- Work instructions
Collect the lines of the entries where "done" shows up.

- Records supplied

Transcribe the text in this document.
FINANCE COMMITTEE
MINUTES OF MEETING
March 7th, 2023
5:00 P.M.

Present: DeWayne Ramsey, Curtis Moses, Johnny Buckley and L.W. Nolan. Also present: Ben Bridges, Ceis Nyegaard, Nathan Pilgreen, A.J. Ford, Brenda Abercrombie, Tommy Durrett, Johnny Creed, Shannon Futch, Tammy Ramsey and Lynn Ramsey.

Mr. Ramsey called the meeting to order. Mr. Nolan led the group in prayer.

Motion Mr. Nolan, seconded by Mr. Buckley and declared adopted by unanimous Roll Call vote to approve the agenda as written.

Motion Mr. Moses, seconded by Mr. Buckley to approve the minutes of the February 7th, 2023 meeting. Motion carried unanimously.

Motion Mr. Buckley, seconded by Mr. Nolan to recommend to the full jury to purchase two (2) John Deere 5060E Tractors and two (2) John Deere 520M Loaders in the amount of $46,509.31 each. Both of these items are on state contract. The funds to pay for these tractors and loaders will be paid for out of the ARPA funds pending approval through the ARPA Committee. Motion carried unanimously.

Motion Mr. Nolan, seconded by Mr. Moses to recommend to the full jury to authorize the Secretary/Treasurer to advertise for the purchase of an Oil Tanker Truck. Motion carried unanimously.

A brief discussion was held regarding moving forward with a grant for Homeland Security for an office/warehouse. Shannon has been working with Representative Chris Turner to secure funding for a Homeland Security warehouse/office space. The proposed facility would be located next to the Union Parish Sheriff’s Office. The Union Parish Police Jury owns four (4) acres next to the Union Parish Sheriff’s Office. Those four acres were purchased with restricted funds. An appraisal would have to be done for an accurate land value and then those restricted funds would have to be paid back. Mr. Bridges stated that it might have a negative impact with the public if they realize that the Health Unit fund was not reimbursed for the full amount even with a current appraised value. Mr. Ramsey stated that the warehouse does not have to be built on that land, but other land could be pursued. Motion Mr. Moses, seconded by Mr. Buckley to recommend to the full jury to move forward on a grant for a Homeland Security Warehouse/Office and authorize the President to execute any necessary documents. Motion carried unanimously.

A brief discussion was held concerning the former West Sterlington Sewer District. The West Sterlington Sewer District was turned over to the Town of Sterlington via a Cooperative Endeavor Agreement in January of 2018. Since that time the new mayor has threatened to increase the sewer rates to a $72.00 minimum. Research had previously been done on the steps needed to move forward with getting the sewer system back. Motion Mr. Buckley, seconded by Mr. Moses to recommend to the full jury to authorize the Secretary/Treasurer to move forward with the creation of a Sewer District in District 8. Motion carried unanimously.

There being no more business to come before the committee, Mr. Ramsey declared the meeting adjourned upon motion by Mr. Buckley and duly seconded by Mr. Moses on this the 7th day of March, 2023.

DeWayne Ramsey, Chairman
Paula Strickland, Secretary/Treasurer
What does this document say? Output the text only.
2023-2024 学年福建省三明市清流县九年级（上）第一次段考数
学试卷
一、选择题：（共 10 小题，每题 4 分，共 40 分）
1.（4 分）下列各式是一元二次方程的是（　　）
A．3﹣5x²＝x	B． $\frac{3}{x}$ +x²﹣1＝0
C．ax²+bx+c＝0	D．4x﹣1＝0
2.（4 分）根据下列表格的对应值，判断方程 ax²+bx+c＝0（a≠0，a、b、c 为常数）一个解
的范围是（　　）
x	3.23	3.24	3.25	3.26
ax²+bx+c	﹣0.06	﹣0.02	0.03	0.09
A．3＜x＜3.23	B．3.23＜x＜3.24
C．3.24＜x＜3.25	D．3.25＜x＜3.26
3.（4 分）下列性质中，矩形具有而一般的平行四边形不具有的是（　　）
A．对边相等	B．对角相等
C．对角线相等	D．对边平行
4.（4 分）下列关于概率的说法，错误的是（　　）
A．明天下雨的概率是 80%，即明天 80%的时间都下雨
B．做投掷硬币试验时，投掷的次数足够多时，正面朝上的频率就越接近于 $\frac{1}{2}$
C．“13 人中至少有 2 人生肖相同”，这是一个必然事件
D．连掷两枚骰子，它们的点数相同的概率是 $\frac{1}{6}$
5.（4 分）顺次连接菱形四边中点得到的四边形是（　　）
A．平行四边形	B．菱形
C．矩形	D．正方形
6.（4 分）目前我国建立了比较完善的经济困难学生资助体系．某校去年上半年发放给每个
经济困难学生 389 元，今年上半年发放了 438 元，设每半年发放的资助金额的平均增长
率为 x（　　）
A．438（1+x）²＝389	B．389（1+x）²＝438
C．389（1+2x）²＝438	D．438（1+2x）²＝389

- Solved exercise
A brief discussion was held regarding moving forward with a grant for Homeland Security for an office/warehouse. Shannon has been working with Representative Chris Turner to secure funding for a Homeland Security warehouse/office space. The proposed facility would be located next to the Union Parish Sheriff’s Office. The Union Parish Police Jury owns four (4) acres next to the Union Parish Sheriff’s Office. Those four acres were purchased with restricted funds. An appraisal would have to be done for an accurate land value and then those restricted funds would have to be paid back. Mr. Bridges stated that it might have a negative impact with the public if they realize that the Health Unit fund was not reimbursed for the full amount even with a current appraised value. Mr. Ramsey stated that the warehouse does not have to be built on that land, but other land could be pursued. Motion Mr. Moses, seconded by Mr. Buckley to recommend to the full jury to move forward on a grant for a Homeland Security Warehouse/Office and authorize the President to execute any necessary documents. Motion carried unanimously.
A brief discussion was held concerning the former West Sterlington Sewer District. The West Sterlington Sewer District was turned over to the Town of Sterlington via a Cooperative Endeavor Agreement in January of 2018. Since that time the new mayor has threatened to increase the sewer rates to a $72.00 minimum. Research had previously been done on the steps needed to move forward with getting the sewer system back. Motion Mr. Buckley, seconded by Mr. Moses to recommend to the full jury to authorize the Secretary/Treasurer to move forward with the creation of a Sewer District in District 8. Motion carried unanimously.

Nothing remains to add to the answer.